» Stored entries:
- - - -

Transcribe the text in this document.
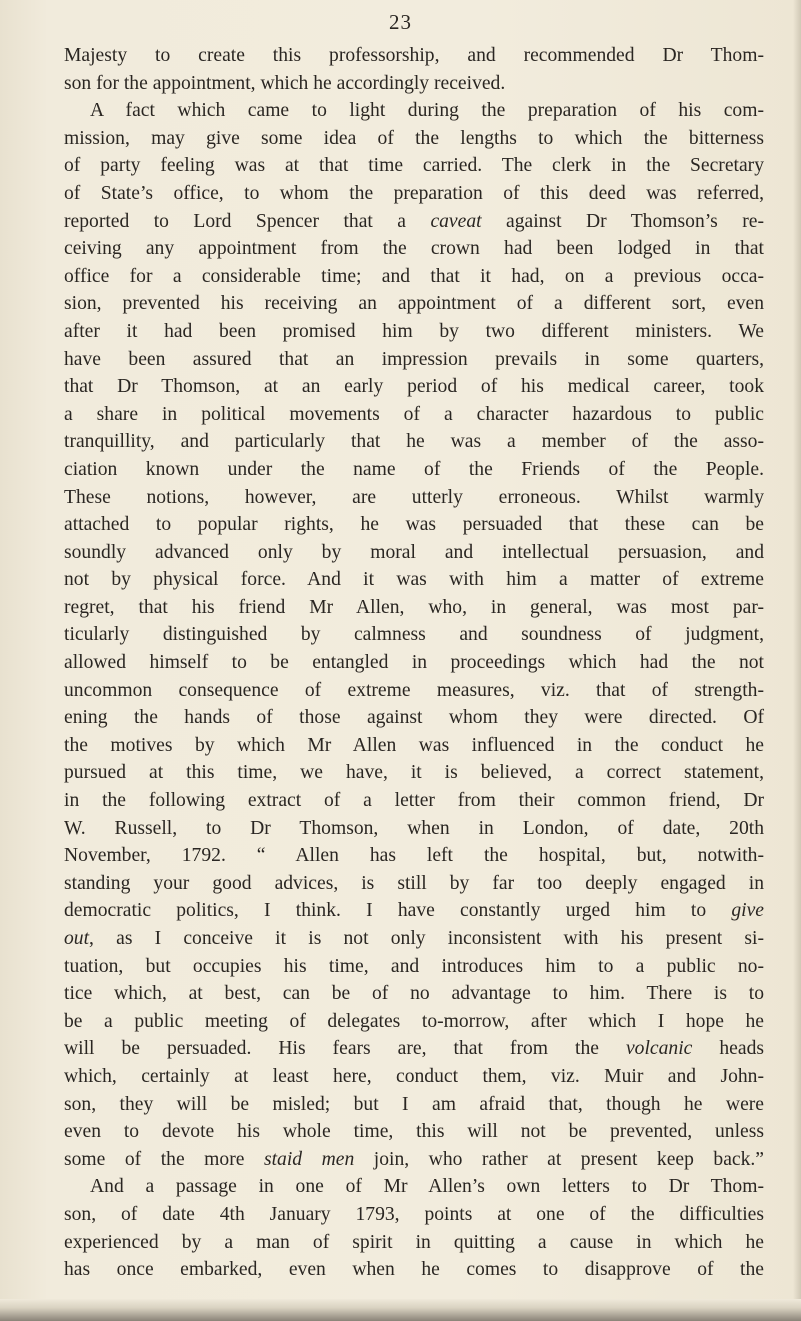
23
Majesty to create this professorship, and recommended Dr Thom-
son for the appointment, which he accordingly received.
A fact which came to light during the preparation of his com-
mission, may give some idea of the lengths to which the bitterness
of party feeling was at that time carried. The clerk in the Secretary
of State’s office, to whom the preparation of this deed was referred,
reported to Lord Spencer that a caveat against Dr Thomson’s re-
ceiving any appointment from the crown had been lodged in that
office for a considerable time; and that it had, on a previous occa-
sion, prevented his receiving an appointment of a different sort, even
after it had been promised him by two different ministers. We
have been assured that an impression prevails in some quarters,
that Dr Thomson, at an early period of his medical career, took
a share in political movements of a character hazardous to public
tranquillity, and particularly that he was a member of the asso-
ciation known under the name of the Friends of the People.
These notions, however, are utterly erroneous. Whilst warmly
attached to popular rights, he was persuaded that these can be
soundly advanced only by moral and intellectual persuasion, and
not by physical force. And it was with him a matter of extreme
regret, that his friend Mr Allen, who, in general, was most par-
ticularly distinguished by calmness and soundness of judgment,
allowed himself to be entangled in proceedings which had the not
uncommon consequence of extreme measures, viz. that of strength-
ening the hands of those against whom they were directed. Of
the motives by which Mr Allen was influenced in the conduct he
pursued at this time, we have, it is believed, a correct statement,
in the following extract of a letter from their common friend, Dr
W. Russell, to Dr Thomson, when in London, of date, 20th
November, 1792. “ Allen has left the hospital, but, notwith-
standing your good advices, is still by far too deeply engaged in
democratic politics, I think. I have constantly urged him to give
out, as I conceive it is not only inconsistent with his present si-
tuation, but occupies his time, and introduces him to a public no-
tice which, at best, can be of no advantage to him. There is to
be a public meeting of delegates to-morrow, after which I hope he
will be persuaded. His fears are, that from the volcanic heads
which, certainly at least here, conduct them, viz. Muir and John-
son, they will be misled; but I am afraid that, though he were
even to devote his whole time, this will not be prevented, unless
some of the more staid men join, who rather at present keep back.”
And a passage in one of Mr Allen’s own letters to Dr Thom-
son, of date 4th January 1793, points at one of the difficulties
experienced by a man of spirit in quitting a cause in which he
has once embarked, even when he comes to disapprove of the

- - - -

» SET EXERCISE: For this exercise, gather every line of the data that contains the word "even".

» CORRECT ANSWER:
sion, prevented his receiving an appointment of a different sort, even
even to devote his whole time, this will not be prevented, unless
has once embarked, even when he comes to disapprove of the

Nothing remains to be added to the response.